## [Data]
• • • • •

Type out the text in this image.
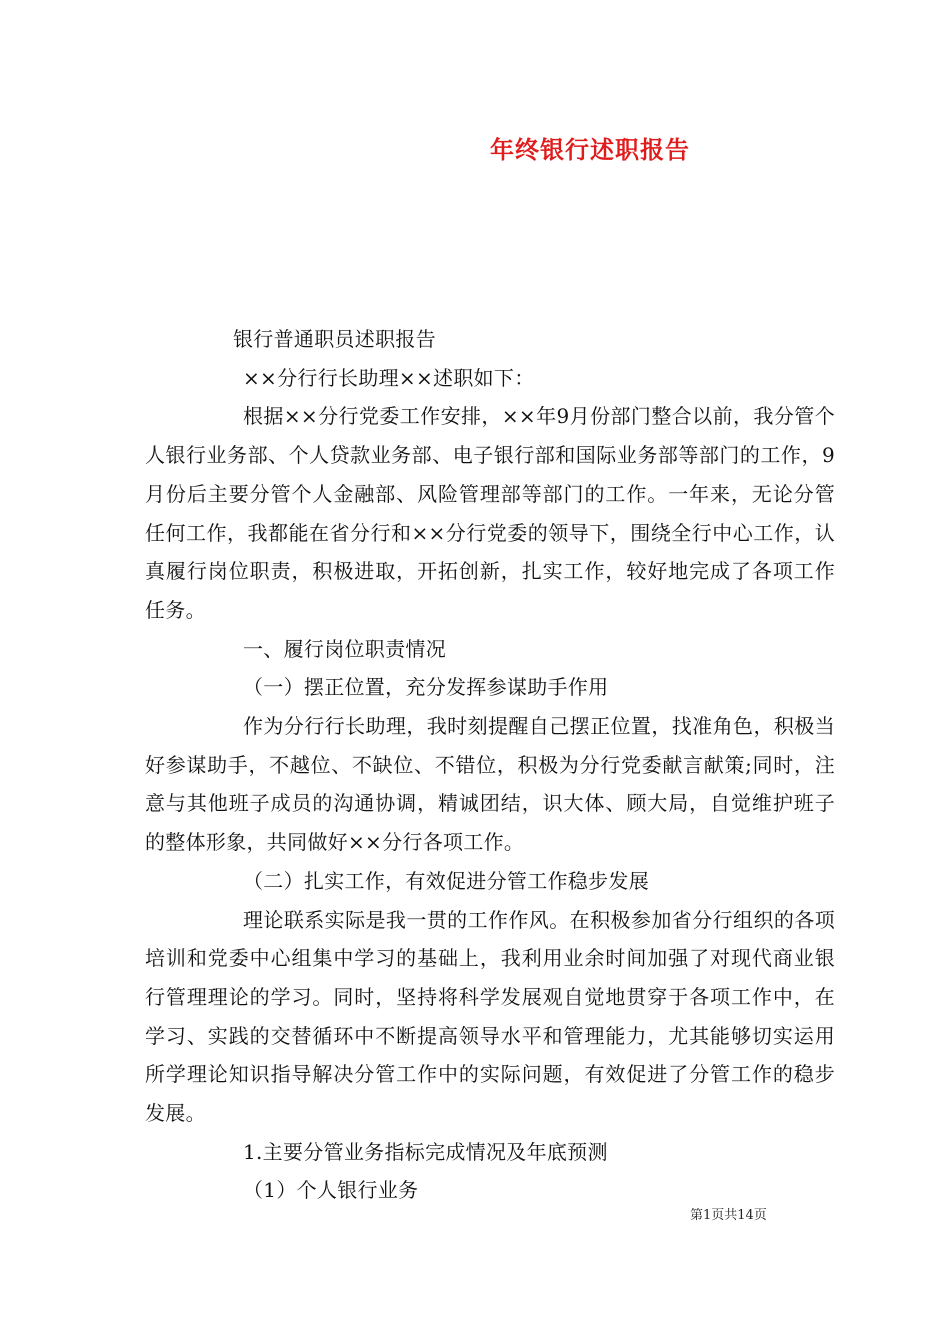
年终银行述职报告

银行普通职员述职报告

××分行行长助理××述职如下：

根据××分行党委工作安排，××年9月份部门整合以前，我分管个人银行业务部、个人贷款业务部、电子银行部和国际业务部等部门的工作，9月份后主要分管个人金融部、风险管理部等部门的工作。一年来，无论分管任何工作，我都能在省分行和××分行党委的领导下，围绕全行中心工作，认真履行岗位职责，积极进取，开拓创新，扎实工作，较好地完成了各项工作任务。

一、履行岗位职责情况

（一）摆正位置，充分发挥参谋助手作用

作为分行行长助理，我时刻提醒自己摆正位置，找准角色，积极当好参谋助手，不越位、不缺位、不错位，积极为分行党委献言献策;同时，注意与其他班子成员的沟通协调，精诚团结，识大体、顾大局，自觉维护班子的整体形象，共同做好××分行各项工作。

（二）扎实工作，有效促进分管工作稳步发展

理论联系实际是我一贯的工作作风。在积极参加省分行组织的各项培训和党委中心组集中学习的基础上，我利用业余时间加强了对现代商业银行管理理论的学习。同时，坚持将科学发展观自觉地贯穿于各项工作中，在学习、实践的交替循环中不断提高领导水平和管理能力，尤其能够切实运用所学理论知识指导解决分管工作中的实际问题，有效促进了分管工作的稳步发展。

1.主要分管业务指标完成情况及年底预测

（1）个人银行业务

第1页共14页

• • • • •

## [Task to carry out]
Reproduce the full material exactly, excluding the pictures.

## [The answer]
Type out the text in this image.
年终银行述职报告

银行普通职员述职报告

××分行行长助理××述职如下：

根据××分行党委工作安排，××年9月份部门整合以前，我分管个人银行业务部、个人贷款业务部、电子银行部和国际业务部等部门的工作，9月份后主要分管个人金融部、风险管理部等部门的工作。一年来，无论分管任何工作，我都能在省分行和××分行党委的领导下，围绕全行中心工作，认真履行岗位职责，积极进取，开拓创新，扎实工作，较好地完成了各项工作任务。

一、履行岗位职责情况

（一）摆正位置，充分发挥参谋助手作用

作为分行行长助理，我时刻提醒自己摆正位置，找准角色，积极当好参谋助手，不越位、不缺位、不错位，积极为分行党委献言献策;同时，注意与其他班子成员的沟通协调，精诚团结，识大体、顾大局，自觉维护班子的整体形象，共同做好××分行各项工作。

（二）扎实工作，有效促进分管工作稳步发展

理论联系实际是我一贯的工作作风。在积极参加省分行组织的各项培训和党委中心组集中学习的基础上，我利用业余时间加强了对现代商业银行管理理论的学习。同时，坚持将科学发展观自觉地贯穿于各项工作中，在学习、实践的交替循环中不断提高领导水平和管理能力，尤其能够切实运用所学理论知识指导解决分管工作中的实际问题，有效促进了分管工作的稳步发展。

1.主要分管业务指标完成情况及年底预测

（1）个人银行业务

第1页共14页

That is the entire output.